» **Stored data**
▼▼▼

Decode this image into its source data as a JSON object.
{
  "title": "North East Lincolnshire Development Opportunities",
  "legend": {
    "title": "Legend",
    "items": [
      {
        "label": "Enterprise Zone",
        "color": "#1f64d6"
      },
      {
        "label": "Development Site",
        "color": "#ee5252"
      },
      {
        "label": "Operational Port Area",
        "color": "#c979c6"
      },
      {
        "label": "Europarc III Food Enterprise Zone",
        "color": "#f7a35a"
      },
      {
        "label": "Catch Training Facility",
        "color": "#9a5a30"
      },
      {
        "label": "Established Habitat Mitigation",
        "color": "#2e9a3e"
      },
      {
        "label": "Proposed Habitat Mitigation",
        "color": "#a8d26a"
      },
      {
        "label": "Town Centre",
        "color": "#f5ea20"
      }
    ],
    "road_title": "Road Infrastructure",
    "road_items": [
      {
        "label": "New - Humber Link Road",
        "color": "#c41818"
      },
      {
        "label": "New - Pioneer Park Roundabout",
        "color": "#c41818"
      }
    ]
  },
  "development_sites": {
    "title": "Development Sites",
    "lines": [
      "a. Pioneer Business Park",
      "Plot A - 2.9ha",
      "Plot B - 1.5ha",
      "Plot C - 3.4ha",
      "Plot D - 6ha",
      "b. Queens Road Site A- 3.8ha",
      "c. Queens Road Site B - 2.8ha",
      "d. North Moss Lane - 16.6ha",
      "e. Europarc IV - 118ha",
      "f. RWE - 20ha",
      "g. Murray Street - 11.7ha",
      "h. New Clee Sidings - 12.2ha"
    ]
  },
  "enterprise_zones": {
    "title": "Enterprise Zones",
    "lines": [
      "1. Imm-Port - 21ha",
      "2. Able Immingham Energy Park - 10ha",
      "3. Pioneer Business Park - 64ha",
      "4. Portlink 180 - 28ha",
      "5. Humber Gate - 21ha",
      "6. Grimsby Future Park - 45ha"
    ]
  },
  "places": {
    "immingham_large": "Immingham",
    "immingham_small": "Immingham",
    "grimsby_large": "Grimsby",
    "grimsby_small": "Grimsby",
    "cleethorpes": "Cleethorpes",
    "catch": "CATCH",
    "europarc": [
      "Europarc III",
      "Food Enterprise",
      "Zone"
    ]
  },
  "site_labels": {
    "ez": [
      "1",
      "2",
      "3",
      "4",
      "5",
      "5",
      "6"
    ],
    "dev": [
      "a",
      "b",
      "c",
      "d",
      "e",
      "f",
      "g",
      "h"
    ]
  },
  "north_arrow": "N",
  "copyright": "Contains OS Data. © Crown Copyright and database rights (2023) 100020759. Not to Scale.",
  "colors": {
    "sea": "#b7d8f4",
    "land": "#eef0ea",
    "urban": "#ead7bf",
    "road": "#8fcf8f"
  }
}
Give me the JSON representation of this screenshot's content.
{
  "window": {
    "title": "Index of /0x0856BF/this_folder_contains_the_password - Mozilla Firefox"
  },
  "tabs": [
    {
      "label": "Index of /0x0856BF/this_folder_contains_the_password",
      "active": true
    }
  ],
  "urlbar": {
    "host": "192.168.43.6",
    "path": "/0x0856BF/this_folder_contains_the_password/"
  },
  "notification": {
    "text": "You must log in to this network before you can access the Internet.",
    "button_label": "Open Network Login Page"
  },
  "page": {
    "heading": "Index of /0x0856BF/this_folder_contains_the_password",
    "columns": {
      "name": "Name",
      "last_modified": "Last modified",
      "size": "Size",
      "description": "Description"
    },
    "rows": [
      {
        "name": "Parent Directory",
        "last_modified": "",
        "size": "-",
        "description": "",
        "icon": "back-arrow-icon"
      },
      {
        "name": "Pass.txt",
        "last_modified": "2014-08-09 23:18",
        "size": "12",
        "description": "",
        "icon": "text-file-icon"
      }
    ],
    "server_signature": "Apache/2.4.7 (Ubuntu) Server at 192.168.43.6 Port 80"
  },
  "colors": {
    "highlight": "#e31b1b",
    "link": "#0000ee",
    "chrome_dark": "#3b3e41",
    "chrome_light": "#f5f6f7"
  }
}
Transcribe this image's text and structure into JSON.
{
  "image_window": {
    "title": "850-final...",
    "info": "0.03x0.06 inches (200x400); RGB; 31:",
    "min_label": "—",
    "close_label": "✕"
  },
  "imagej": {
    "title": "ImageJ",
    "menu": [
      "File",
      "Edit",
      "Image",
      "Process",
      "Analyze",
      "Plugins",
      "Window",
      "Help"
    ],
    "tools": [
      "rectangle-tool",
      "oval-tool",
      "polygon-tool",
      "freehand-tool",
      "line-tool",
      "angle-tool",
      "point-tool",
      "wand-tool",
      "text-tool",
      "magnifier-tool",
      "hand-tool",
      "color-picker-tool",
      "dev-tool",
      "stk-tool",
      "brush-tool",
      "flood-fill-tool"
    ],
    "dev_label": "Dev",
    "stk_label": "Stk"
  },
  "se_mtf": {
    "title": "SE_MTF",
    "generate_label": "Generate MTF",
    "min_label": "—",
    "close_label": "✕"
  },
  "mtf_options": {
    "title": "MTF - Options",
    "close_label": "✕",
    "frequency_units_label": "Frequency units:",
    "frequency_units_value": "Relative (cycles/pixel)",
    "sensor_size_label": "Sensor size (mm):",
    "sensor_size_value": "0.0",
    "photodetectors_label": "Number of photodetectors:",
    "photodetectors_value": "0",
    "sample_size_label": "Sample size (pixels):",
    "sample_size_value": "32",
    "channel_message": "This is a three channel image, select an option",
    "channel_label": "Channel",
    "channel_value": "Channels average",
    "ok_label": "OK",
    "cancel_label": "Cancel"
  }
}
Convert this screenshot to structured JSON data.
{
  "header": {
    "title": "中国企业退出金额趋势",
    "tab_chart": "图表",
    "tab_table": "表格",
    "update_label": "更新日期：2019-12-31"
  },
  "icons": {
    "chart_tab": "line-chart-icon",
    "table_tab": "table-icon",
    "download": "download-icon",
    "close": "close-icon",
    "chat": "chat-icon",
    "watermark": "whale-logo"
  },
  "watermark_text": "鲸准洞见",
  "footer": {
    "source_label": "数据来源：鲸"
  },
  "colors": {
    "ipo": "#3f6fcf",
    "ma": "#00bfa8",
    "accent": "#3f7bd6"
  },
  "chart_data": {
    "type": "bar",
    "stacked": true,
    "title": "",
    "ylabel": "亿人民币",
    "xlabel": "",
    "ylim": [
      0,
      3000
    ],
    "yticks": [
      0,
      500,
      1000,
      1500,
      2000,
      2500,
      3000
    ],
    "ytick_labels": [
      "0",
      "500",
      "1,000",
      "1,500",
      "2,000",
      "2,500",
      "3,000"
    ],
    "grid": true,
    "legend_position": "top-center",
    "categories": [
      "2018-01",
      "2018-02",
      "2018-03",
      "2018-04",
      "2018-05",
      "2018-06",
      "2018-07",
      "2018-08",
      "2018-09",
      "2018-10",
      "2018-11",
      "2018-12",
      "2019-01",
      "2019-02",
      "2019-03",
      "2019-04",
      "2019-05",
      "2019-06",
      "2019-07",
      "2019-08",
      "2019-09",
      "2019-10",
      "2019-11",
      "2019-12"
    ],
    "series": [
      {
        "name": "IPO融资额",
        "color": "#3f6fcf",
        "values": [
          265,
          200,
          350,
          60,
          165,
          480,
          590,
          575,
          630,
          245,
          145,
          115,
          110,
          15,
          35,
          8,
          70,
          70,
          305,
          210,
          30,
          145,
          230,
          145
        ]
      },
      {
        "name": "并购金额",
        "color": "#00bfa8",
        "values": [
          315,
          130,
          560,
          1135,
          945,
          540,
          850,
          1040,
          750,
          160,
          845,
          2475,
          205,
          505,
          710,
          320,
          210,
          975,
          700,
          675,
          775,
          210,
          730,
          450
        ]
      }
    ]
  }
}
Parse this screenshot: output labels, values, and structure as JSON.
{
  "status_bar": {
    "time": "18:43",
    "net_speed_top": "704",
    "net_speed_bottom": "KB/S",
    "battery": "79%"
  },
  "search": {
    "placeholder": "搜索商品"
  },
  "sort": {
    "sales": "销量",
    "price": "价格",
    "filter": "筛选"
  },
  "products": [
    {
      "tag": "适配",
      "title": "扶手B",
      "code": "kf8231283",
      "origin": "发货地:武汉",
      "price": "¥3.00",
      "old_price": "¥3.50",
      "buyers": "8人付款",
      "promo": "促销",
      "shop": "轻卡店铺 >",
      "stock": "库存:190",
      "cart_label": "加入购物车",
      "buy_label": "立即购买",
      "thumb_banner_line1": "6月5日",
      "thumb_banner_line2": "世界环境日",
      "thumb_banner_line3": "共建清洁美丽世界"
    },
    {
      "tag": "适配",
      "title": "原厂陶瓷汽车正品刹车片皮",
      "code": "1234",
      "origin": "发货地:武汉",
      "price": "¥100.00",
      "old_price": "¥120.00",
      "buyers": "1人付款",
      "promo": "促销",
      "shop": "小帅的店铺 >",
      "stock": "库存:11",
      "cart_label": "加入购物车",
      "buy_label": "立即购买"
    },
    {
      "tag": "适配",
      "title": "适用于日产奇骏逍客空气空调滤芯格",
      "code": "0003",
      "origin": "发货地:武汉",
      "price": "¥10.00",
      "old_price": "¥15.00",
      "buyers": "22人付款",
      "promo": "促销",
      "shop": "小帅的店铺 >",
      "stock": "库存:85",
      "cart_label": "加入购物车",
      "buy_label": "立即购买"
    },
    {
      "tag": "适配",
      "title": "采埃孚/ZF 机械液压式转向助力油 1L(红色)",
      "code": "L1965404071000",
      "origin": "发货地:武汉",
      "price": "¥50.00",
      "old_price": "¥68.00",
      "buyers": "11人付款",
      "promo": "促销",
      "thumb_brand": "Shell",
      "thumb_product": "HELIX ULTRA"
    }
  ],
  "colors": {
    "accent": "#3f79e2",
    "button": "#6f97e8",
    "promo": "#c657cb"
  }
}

▲▲▲

Isolate the lines that hold the word "into" and copy all of them.

» **Exercise output**
Decode this image into its source data as a JSON object.
Transcribe this image's text and structure into JSON.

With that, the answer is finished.